_Problem statement_.
Return the records, each one exactly as written.

_Source data_.
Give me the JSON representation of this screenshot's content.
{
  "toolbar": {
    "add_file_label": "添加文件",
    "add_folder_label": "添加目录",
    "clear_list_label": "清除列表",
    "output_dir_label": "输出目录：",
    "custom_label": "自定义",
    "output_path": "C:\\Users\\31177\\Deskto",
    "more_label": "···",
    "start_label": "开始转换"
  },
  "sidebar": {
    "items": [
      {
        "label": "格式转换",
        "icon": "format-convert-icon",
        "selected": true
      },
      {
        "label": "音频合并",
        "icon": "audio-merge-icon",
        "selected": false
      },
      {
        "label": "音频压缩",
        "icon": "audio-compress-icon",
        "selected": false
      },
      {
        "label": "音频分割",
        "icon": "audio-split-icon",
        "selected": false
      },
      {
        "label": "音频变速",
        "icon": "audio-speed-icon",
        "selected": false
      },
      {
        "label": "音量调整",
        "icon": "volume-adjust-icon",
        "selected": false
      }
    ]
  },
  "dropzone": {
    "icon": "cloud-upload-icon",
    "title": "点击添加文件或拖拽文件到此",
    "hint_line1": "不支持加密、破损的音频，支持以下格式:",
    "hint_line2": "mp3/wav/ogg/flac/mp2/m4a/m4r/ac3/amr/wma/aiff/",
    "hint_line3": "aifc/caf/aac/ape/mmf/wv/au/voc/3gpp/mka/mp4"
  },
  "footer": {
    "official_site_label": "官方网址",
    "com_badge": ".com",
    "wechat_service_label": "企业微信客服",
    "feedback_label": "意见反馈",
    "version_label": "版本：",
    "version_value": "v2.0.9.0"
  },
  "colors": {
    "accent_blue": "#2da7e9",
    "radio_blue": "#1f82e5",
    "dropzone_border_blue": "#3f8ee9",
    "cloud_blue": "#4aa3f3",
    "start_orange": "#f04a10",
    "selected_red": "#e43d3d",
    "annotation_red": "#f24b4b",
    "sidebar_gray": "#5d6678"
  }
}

_Output for this exercise_.
Give me the JSON representation of this screenshot's content.
{
  "toolbar": {
    "add_file_label": "添加文件",
    "add_folder_label": "添加目录",
    "clear_list_label": "清除列表",
    "output_dir_label": "输出目录：",
    "custom_label": "自定义",
    "output_path": "C:\\Users\\31177\\Deskto",
    "more_label": "···",
    "start_label": "开始转换"
  },
  "sidebar": {
    "items": [
      {
        "label": "格式转换",
        "icon": "format-convert-icon",
        "selected": true
      },
      {
        "label": "音频合并",
        "icon": "audio-merge-icon",
        "selected": false
      },
      {
        "label": "音频压缩",
        "icon": "audio-compress-icon",
        "selected": false
      },
      {
        "label": "音频分割",
        "icon": "audio-split-icon",
        "selected": false
      },
      {
        "label": "音频变速",
        "icon": "audio-speed-icon",
        "selected": false
      },
      {
        "label": "音量调整",
        "icon": "volume-adjust-icon",
        "selected": false
      }
    ]
  },
  "dropzone": {
    "icon": "cloud-upload-icon",
    "title": "点击添加文件或拖拽文件到此",
    "hint_line1": "不支持加密、破损的音频，支持以下格式:",
    "hint_line2": "mp3/wav/ogg/flac/mp2/m4a/m4r/ac3/amr/wma/aiff/",
    "hint_line3": "aifc/caf/aac/ape/mmf/wv/au/voc/3gpp/mka/mp4"
  },
  "footer": {
    "official_site_label": "官方网址",
    "com_badge": ".com",
    "wechat_service_label": "企业微信客服",
    "feedback_label": "意见反馈",
    "version_label": "版本：",
    "version_value": "v2.0.9.0"
  },
  "colors": {
    "accent_blue": "#2da7e9",
    "radio_blue": "#1f82e5",
    "dropzone_border_blue": "#3f8ee9",
    "cloud_blue": "#4aa3f3",
    "start_orange": "#f04a10",
    "selected_red": "#e43d3d",
    "annotation_red": "#f24b4b",
    "sidebar_gray": "#5d6678"
  }
}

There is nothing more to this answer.